▸ Data excerpts
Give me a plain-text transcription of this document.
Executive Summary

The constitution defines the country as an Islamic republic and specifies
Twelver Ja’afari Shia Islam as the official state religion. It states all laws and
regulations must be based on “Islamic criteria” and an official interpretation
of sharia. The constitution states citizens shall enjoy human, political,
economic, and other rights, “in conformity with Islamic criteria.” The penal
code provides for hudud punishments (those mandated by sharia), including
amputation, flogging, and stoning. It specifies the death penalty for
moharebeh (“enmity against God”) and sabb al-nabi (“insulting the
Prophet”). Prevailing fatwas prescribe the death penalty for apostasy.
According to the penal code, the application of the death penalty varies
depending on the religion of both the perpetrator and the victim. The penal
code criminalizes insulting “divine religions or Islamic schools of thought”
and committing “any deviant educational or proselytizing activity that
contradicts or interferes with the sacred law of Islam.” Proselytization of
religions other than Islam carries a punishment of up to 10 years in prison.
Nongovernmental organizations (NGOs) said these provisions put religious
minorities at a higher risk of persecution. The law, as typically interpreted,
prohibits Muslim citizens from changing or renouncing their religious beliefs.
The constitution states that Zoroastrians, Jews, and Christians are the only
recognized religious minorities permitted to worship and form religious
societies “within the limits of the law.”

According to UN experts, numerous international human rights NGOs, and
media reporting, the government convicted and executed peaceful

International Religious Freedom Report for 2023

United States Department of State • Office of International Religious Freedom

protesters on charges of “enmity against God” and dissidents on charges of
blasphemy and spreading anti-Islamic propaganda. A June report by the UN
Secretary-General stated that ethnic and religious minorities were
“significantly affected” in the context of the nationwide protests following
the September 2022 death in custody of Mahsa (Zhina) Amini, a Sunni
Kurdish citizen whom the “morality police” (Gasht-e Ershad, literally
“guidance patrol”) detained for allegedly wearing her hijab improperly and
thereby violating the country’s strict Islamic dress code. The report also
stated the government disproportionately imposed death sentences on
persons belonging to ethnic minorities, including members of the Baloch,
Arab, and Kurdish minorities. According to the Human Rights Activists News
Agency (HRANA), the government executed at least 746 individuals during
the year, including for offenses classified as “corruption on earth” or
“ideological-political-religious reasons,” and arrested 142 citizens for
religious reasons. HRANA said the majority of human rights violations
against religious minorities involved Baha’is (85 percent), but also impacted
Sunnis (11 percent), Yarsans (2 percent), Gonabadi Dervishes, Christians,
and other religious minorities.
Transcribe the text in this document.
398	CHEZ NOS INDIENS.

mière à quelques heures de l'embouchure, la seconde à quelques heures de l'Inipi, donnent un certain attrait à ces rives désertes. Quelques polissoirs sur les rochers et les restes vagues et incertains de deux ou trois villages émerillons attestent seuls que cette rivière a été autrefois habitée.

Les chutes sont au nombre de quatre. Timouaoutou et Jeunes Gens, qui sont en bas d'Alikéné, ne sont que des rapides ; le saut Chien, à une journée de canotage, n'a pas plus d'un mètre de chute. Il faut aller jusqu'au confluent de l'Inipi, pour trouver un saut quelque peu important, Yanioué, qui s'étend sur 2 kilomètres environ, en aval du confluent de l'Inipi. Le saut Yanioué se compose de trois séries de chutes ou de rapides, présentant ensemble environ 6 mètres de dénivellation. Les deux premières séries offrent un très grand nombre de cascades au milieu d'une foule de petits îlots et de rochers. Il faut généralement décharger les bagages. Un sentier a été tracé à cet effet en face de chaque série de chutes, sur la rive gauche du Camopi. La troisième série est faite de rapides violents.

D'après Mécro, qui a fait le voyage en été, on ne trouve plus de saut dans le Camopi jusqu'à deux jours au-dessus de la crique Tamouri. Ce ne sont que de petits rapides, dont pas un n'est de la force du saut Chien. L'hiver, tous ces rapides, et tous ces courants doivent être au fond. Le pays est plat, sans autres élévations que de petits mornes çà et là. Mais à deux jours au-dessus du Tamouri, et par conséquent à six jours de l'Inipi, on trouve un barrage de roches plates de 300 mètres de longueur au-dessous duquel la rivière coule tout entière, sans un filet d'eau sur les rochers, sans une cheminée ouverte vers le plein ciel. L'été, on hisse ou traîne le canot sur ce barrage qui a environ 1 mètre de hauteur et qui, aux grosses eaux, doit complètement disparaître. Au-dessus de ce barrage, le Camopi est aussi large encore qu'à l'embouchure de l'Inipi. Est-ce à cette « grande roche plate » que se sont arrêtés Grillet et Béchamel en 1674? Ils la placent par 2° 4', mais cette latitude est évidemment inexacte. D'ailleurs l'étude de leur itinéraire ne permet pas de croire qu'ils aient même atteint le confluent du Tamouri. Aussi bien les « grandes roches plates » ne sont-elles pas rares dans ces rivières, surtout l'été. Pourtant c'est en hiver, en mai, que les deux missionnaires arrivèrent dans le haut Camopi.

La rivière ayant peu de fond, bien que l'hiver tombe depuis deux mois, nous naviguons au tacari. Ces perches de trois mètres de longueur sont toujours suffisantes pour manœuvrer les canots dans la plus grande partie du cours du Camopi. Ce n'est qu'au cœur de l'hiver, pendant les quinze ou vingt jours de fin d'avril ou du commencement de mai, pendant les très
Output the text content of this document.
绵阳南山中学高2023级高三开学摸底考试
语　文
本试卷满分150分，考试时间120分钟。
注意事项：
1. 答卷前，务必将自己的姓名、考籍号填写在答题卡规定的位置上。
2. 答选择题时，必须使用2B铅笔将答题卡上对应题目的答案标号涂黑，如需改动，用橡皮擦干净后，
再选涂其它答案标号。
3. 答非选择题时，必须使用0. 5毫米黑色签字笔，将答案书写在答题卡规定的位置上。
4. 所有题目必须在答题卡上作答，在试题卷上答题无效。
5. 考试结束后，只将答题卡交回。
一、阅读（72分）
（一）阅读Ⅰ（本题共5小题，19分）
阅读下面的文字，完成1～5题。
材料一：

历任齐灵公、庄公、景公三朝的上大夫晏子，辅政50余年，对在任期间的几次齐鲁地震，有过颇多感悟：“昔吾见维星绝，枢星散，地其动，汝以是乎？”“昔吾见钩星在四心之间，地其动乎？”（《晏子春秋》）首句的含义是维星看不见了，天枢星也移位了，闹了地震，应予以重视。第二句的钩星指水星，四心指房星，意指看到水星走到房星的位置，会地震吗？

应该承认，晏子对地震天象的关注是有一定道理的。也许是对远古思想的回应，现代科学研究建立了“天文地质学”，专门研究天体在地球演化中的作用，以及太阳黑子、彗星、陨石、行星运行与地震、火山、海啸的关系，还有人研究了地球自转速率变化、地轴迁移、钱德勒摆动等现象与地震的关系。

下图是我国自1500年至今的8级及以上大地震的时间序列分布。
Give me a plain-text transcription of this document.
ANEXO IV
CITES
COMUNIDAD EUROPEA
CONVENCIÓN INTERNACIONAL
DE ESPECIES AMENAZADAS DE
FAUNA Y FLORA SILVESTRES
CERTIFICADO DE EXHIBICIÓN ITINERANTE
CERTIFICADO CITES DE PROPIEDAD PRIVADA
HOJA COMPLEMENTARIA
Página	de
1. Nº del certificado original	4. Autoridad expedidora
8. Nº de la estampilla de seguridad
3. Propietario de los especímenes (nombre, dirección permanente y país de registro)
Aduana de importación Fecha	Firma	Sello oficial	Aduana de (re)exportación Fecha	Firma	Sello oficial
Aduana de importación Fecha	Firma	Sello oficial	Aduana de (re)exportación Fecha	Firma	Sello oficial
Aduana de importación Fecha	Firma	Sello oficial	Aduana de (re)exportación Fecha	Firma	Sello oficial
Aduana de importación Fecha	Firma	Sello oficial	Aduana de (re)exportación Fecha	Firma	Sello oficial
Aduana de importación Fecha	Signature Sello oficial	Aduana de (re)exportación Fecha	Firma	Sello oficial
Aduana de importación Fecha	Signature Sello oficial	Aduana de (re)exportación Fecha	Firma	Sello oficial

▸ Exercise objective
Exact output of every entry is required.

▸ Exercise solution
Give me a plain-text transcription of this document.
Executive Summary

The constitution defines the country as an Islamic republic and specifies
Twelver Ja’afari Shia Islam as the official state religion. It states all laws and
regulations must be based on “Islamic criteria” and an official interpretation
of sharia. The constitution states citizens shall enjoy human, political,
economic, and other rights, “in conformity with Islamic criteria.” The penal
code provides for hudud punishments (those mandated by sharia), including
amputation, flogging, and stoning. It specifies the death penalty for
moharebeh (“enmity against God”) and sabb al-nabi (“insulting the
Prophet”). Prevailing fatwas prescribe the death penalty for apostasy.
According to the penal code, the application of the death penalty varies
depending on the religion of both the perpetrator and the victim. The penal
code criminalizes insulting “divine religions or Islamic schools of thought”
and committing “any deviant educational or proselytizing activity that
contradicts or interferes with the sacred law of Islam.” Proselytization of
religions other than Islam carries a punishment of up to 10 years in prison.
Nongovernmental organizations (NGOs) said these provisions put religious
minorities at a higher risk of persecution. The law, as typically interpreted,
prohibits Muslim citizens from changing or renouncing their religious beliefs.
The constitution states that Zoroastrians, Jews, and Christians are the only
recognized religious minorities permitted to worship and form religious
societies “within the limits of the law.”

According to UN experts, numerous international human rights NGOs, and
media reporting, the government convicted and executed peaceful

International Religious Freedom Report for 2023

United States Department of State • Office of International Religious Freedom

protesters on charges of “enmity against God” and dissidents on charges of
blasphemy and spreading anti-Islamic propaganda. A June report by the UN
Secretary-General stated that ethnic and religious minorities were
“significantly affected” in the context of the nationwide protests following
the September 2022 death in custody of Mahsa (Zhina) Amini, a Sunni
Kurdish citizen whom the “morality police” (Gasht-e Ershad, literally
“guidance patrol”) detained for allegedly wearing her hijab improperly and
thereby violating the country’s strict Islamic dress code. The report also
stated the government disproportionately imposed death sentences on
persons belonging to ethnic minorities, including members of the Baloch,
Arab, and Kurdish minorities. According to the Human Rights Activists News
Agency (HRANA), the government executed at least 746 individuals during
the year, including for offenses classified as “corruption on earth” or
“ideological-political-religious reasons,” and arrested 142 citizens for
religious reasons. HRANA said the majority of human rights violations
against religious minorities involved Baha’is (85 percent), but also impacted
Sunnis (11 percent), Yarsans (2 percent), Gonabadi Dervishes, Christians,
and other religious minorities.
Transcribe the text in this document.
398	CHEZ NOS INDIENS.

mière à quelques heures de l'embouchure, la seconde à quelques heures de l'Inipi, donnent un certain attrait à ces rives désertes. Quelques polissoirs sur les rochers et les restes vagues et incertains de deux ou trois villages émerillons attestent seuls que cette rivière a été autrefois habitée.

Les chutes sont au nombre de quatre. Timouaoutou et Jeunes Gens, qui sont en bas d'Alikéné, ne sont que des rapides ; le saut Chien, à une journée de canotage, n'a pas plus d'un mètre de chute. Il faut aller jusqu'au confluent de l'Inipi, pour trouver un saut quelque peu important, Yanioué, qui s'étend sur 2 kilomètres environ, en aval du confluent de l'Inipi. Le saut Yanioué se compose de trois séries de chutes ou de rapides, présentant ensemble environ 6 mètres de dénivellation. Les deux premières séries offrent un très grand nombre de cascades au milieu d'une foule de petits îlots et de rochers. Il faut généralement décharger les bagages. Un sentier a été tracé à cet effet en face de chaque série de chutes, sur la rive gauche du Camopi. La troisième série est faite de rapides violents.

D'après Mécro, qui a fait le voyage en été, on ne trouve plus de saut dans le Camopi jusqu'à deux jours au-dessus de la crique Tamouri. Ce ne sont que de petits rapides, dont pas un n'est de la force du saut Chien. L'hiver, tous ces rapides, et tous ces courants doivent être au fond. Le pays est plat, sans autres élévations que de petits mornes çà et là. Mais à deux jours au-dessus du Tamouri, et par conséquent à six jours de l'Inipi, on trouve un barrage de roches plates de 300 mètres de longueur au-dessous duquel la rivière coule tout entière, sans un filet d'eau sur les rochers, sans une cheminée ouverte vers le plein ciel. L'été, on hisse ou traîne le canot sur ce barrage qui a environ 1 mètre de hauteur et qui, aux grosses eaux, doit complètement disparaître. Au-dessus de ce barrage, le Camopi est aussi large encore qu'à l'embouchure de l'Inipi. Est-ce à cette « grande roche plate » que se sont arrêtés Grillet et Béchamel en 1674? Ils la placent par 2° 4', mais cette latitude est évidemment inexacte. D'ailleurs l'étude de leur itinéraire ne permet pas de croire qu'ils aient même atteint le confluent du Tamouri. Aussi bien les « grandes roches plates » ne sont-elles pas rares dans ces rivières, surtout l'été. Pourtant c'est en hiver, en mai, que les deux missionnaires arrivèrent dans le haut Camopi.

La rivière ayant peu de fond, bien que l'hiver tombe depuis deux mois, nous naviguons au tacari. Ces perches de trois mètres de longueur sont toujours suffisantes pour manœuvrer les canots dans la plus grande partie du cours du Camopi. Ce n'est qu'au cœur de l'hiver, pendant les quinze ou vingt jours de fin d'avril ou du commencement de mai, pendant les très
Output the text content of this document.
绵阳南山中学高2023级高三开学摸底考试
语　文
本试卷满分150分，考试时间120分钟。
注意事项：
1. 答卷前，务必将自己的姓名、考籍号填写在答题卡规定的位置上。
2. 答选择题时，必须使用2B铅笔将答题卡上对应题目的答案标号涂黑，如需改动，用橡皮擦干净后，
再选涂其它答案标号。
3. 答非选择题时，必须使用0. 5毫米黑色签字笔，将答案书写在答题卡规定的位置上。
4. 所有题目必须在答题卡上作答，在试题卷上答题无效。
5. 考试结束后，只将答题卡交回。
一、阅读（72分）
（一）阅读Ⅰ（本题共5小题，19分）
阅读下面的文字，完成1～5题。
材料一：

历任齐灵公、庄公、景公三朝的上大夫晏子，辅政50余年，对在任期间的几次齐鲁地震，有过颇多感悟：“昔吾见维星绝，枢星散，地其动，汝以是乎？”“昔吾见钩星在四心之间，地其动乎？”（《晏子春秋》）首句的含义是维星看不见了，天枢星也移位了，闹了地震，应予以重视。第二句的钩星指水星，四心指房星，意指看到水星走到房星的位置，会地震吗？

应该承认，晏子对地震天象的关注是有一定道理的。也许是对远古思想的回应，现代科学研究建立了“天文地质学”，专门研究天体在地球演化中的作用，以及太阳黑子、彗星、陨石、行星运行与地震、火山、海啸的关系，还有人研究了地球自转速率变化、地轴迁移、钱德勒摆动等现象与地震的关系。

下图是我国自1500年至今的8级及以上大地震的时间序列分布。
Give me a plain-text transcription of this document.
ANEXO IV
CITES
COMUNIDAD EUROPEA
CONVENCIÓN INTERNACIONAL
DE ESPECIES AMENAZADAS DE
FAUNA Y FLORA SILVESTRES
CERTIFICADO DE EXHIBICIÓN ITINERANTE
CERTIFICADO CITES DE PROPIEDAD PRIVADA
HOJA COMPLEMENTARIA
Página	de
1. Nº del certificado original	4. Autoridad expedidora
8. Nº de la estampilla de seguridad
3. Propietario de los especímenes (nombre, dirección permanente y país de registro)
Aduana de importación Fecha	Firma	Sello oficial	Aduana de (re)exportación Fecha	Firma	Sello oficial
Aduana de importación Fecha	Firma	Sello oficial	Aduana de (re)exportación Fecha	Firma	Sello oficial
Aduana de importación Fecha	Firma	Sello oficial	Aduana de (re)exportación Fecha	Firma	Sello oficial
Aduana de importación Fecha	Firma	Sello oficial	Aduana de (re)exportación Fecha	Firma	Sello oficial
Aduana de importación Fecha	Signature Sello oficial	Aduana de (re)exportación Fecha	Firma	Sello oficial
Aduana de importación Fecha	Signature Sello oficial	Aduana de (re)exportación Fecha	Firma	Sello oficial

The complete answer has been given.